**What is being asked**
Find all lines in the listing that include the word "label", then copy them.

**Records about charts and figures**
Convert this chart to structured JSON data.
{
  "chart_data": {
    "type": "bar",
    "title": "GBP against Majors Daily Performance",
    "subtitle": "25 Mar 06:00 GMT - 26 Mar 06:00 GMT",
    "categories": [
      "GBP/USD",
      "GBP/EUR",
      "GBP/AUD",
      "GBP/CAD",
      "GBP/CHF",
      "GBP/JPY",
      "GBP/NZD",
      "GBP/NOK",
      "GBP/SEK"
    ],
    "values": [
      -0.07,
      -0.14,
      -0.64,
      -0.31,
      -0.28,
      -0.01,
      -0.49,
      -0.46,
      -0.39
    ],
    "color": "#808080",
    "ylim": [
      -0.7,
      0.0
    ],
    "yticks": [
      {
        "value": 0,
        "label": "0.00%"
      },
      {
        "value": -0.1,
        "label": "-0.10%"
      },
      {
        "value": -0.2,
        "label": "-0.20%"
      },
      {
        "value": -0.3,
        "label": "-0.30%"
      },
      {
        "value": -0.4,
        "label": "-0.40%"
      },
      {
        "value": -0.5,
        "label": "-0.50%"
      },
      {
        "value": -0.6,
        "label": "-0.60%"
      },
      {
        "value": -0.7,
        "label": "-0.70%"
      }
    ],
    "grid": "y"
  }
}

**Response**
        "label": "0.00%"
        "label": "-0.10%"
        "label": "-0.20%"
        "label": "-0.30%"
        "label": "-0.40%"
        "label": "-0.50%"
        "label": "-0.60%"
        "label": "-0.70%"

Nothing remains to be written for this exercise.